Goal of the exercise: List each line holding the string "name".

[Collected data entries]
• • •

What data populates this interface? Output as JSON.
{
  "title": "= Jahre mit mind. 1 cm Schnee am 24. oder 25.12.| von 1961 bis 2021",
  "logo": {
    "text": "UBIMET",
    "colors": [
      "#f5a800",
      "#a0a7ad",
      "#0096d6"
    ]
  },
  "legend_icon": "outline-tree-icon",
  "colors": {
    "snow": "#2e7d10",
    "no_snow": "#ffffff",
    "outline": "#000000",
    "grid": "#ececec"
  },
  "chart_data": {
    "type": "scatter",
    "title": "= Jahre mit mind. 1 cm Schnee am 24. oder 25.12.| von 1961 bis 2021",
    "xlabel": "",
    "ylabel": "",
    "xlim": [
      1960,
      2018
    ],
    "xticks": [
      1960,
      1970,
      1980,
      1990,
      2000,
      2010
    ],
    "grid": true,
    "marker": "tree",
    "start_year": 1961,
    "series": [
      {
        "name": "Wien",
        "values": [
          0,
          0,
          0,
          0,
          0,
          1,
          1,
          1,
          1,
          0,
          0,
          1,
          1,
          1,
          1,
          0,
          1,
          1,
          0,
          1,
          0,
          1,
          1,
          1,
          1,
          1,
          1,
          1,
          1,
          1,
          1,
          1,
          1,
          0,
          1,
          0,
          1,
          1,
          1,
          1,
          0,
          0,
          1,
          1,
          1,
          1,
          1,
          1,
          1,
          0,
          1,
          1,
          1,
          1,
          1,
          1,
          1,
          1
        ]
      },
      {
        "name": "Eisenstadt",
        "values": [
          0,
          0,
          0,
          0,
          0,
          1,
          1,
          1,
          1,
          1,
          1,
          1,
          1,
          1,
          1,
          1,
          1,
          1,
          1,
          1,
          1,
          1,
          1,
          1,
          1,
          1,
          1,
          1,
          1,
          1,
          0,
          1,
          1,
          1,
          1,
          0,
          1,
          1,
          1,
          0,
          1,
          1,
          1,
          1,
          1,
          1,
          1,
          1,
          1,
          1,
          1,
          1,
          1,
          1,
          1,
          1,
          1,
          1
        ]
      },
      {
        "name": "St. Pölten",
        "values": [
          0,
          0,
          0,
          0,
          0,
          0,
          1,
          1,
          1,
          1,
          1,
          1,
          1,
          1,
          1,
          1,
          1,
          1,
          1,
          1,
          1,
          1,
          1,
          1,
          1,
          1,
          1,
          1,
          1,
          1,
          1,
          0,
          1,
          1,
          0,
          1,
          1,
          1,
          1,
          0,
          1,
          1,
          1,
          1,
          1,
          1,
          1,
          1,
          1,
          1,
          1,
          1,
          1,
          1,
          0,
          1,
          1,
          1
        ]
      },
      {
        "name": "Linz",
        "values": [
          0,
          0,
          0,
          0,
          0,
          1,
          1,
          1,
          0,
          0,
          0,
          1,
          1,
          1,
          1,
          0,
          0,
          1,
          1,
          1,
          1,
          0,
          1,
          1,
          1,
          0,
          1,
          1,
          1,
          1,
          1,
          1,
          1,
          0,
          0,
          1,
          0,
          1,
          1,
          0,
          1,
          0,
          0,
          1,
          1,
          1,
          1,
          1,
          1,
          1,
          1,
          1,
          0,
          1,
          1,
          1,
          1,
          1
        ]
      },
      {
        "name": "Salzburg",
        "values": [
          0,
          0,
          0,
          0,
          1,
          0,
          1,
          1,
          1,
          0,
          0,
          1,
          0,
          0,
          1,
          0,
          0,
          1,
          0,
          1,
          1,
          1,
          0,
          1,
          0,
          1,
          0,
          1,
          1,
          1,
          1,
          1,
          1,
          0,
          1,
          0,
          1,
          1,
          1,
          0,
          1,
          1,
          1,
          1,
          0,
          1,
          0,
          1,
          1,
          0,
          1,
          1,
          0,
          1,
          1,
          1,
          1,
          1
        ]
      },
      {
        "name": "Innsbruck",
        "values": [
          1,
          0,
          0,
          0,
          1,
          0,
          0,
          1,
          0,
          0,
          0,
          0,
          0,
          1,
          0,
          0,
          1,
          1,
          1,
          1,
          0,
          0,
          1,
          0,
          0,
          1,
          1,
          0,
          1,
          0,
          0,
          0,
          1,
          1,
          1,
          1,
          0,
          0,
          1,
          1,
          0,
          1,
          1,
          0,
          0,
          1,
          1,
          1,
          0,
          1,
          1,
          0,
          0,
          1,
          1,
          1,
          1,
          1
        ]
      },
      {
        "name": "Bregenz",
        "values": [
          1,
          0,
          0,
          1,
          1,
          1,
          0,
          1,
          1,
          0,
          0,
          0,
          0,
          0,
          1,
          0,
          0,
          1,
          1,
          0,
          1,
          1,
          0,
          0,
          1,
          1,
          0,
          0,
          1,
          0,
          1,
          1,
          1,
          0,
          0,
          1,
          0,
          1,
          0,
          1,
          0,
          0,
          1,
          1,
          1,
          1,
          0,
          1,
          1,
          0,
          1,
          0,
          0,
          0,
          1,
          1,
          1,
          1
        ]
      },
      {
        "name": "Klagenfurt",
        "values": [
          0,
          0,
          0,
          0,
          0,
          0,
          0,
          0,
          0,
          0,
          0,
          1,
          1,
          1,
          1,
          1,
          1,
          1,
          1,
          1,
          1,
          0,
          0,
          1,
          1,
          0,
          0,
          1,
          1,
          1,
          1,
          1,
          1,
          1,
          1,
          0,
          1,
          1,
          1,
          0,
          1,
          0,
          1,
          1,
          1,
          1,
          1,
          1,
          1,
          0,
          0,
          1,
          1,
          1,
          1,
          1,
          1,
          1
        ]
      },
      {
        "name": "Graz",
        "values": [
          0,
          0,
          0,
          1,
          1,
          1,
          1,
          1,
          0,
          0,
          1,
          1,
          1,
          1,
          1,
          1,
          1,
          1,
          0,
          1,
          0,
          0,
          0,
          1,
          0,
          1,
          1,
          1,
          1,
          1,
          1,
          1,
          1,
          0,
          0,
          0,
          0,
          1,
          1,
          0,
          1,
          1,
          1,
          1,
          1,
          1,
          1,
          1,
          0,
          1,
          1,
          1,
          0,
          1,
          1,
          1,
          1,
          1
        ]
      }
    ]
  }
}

• • •

Answer to this task:
        "name": "Wien",
        "name": "Eisenstadt",
        "name": "St. Pölten",
        "name": "Linz",
        "name": "Salzburg",
        "name": "Innsbruck",
        "name": "Bregenz",
        "name": "Klagenfurt",
        "name": "Graz",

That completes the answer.